**GIVEN PROBLEM**
Copy out all lines of the records in which the word "September" appears.

**EXERCISE DATA**
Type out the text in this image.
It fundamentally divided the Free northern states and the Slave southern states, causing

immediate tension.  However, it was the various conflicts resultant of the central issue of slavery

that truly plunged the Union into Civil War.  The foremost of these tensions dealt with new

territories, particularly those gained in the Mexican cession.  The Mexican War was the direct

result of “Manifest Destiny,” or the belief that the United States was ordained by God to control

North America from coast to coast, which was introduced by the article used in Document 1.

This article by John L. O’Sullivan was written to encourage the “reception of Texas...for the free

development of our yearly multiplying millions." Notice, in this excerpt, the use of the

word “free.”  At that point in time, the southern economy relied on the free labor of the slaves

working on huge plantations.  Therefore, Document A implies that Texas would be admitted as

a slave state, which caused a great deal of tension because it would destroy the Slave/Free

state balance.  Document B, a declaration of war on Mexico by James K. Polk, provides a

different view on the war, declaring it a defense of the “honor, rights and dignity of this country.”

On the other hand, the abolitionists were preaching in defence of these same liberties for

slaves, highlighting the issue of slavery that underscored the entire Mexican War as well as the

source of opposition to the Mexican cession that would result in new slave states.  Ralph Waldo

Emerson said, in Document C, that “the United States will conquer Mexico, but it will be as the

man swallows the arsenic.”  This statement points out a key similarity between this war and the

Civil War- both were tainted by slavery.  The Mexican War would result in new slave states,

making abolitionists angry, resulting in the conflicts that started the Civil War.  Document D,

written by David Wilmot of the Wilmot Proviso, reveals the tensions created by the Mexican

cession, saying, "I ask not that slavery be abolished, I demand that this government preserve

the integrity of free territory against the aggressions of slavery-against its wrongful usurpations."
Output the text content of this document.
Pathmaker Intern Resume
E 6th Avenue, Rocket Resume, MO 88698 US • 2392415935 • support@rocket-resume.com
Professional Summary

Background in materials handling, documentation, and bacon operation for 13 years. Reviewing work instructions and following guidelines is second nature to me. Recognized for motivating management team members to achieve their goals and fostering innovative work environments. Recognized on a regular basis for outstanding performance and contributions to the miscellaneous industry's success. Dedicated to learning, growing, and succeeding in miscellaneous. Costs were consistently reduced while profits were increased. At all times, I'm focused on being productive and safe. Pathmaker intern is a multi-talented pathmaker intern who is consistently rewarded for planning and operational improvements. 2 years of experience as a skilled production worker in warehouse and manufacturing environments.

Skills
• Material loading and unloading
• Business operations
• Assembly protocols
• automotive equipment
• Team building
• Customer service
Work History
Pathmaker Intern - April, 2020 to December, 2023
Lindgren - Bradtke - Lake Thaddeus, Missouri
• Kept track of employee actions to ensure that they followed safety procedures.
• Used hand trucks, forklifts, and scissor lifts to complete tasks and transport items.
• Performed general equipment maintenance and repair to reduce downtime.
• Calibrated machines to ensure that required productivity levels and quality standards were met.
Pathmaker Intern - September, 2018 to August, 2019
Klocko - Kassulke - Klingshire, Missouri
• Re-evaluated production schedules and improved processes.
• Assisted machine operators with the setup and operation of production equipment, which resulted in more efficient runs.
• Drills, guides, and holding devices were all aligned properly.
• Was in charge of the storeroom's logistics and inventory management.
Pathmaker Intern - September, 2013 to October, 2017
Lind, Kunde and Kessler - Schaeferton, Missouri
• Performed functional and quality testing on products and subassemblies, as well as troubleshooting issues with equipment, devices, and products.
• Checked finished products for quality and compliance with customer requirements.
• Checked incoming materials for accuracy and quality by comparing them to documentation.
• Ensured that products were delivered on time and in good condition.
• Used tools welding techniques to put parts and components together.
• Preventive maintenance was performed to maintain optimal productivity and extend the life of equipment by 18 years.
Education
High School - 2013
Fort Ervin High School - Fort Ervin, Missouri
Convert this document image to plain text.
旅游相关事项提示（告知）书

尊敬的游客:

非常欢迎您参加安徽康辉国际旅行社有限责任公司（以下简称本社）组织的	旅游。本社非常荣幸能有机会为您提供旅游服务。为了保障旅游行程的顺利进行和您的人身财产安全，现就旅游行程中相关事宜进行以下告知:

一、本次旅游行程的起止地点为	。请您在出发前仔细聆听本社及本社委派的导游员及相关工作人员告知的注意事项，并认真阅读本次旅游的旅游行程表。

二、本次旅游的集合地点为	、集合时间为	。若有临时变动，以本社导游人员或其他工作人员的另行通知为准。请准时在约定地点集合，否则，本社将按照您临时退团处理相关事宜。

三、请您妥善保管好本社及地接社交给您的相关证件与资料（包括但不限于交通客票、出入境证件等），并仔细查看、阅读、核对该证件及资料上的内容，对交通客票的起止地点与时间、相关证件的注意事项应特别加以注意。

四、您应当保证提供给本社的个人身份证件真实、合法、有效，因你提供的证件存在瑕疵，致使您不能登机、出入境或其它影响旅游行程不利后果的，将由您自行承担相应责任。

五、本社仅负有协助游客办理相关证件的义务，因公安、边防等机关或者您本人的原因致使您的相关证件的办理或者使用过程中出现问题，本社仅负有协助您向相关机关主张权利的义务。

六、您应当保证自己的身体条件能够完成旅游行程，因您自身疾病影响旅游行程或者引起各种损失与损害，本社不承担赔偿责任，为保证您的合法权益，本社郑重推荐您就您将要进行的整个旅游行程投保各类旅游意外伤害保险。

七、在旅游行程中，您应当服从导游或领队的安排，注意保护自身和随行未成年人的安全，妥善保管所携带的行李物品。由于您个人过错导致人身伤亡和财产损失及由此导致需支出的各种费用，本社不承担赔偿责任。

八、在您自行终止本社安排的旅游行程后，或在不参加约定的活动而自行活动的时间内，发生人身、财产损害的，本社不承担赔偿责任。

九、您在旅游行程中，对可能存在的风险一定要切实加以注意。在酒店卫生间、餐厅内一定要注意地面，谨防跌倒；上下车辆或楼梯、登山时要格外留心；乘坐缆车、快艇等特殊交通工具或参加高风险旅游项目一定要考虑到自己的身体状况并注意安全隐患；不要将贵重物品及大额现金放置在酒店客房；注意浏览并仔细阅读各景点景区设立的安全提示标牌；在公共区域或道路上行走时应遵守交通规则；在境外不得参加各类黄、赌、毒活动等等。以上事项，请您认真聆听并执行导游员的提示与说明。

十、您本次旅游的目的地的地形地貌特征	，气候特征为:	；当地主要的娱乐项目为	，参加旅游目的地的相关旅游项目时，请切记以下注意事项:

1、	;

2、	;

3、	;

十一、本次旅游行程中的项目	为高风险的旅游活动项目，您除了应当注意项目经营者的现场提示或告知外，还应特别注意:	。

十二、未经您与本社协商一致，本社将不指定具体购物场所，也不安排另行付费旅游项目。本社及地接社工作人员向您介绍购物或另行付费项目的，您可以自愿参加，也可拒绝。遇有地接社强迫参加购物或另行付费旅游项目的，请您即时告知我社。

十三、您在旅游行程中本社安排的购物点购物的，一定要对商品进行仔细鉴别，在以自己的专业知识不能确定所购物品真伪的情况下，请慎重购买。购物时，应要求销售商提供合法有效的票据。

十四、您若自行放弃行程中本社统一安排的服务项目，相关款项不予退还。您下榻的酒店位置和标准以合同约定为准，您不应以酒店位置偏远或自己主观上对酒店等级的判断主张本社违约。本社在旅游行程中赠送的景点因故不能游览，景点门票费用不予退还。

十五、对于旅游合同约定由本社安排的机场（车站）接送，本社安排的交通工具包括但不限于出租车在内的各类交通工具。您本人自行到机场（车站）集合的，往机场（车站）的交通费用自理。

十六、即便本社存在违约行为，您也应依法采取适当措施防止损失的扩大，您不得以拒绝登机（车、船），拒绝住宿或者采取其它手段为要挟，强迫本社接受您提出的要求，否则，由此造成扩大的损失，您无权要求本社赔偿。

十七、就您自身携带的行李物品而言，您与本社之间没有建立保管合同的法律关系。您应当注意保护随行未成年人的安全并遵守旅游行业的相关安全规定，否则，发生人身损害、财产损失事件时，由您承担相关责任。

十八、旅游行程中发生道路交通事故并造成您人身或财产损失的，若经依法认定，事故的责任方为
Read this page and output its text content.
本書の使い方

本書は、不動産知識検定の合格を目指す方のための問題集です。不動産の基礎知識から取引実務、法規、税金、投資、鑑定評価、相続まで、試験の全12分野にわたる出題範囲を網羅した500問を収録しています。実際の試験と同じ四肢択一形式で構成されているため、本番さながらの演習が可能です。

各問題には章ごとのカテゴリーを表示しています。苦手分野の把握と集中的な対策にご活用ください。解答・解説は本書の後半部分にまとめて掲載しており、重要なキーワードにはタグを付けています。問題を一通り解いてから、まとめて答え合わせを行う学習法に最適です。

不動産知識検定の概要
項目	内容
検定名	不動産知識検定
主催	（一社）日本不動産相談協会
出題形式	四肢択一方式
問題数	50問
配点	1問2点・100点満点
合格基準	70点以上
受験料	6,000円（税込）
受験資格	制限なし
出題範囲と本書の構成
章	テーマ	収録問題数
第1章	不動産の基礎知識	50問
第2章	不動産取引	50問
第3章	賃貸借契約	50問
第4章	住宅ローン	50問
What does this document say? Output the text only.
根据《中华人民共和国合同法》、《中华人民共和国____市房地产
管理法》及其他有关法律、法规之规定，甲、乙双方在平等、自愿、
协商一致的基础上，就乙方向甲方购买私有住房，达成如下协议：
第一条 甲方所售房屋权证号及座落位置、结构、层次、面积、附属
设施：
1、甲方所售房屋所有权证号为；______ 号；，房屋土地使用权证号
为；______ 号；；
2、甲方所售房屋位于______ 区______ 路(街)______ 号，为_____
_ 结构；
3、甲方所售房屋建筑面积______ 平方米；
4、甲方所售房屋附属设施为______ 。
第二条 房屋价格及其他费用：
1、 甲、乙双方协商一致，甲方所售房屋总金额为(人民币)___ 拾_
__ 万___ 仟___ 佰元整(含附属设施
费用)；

**SOLUTION TO THIS PROBLEM**
Pathmaker Intern - September, 2018 to August, 2019
Pathmaker Intern - September, 2013 to October, 2017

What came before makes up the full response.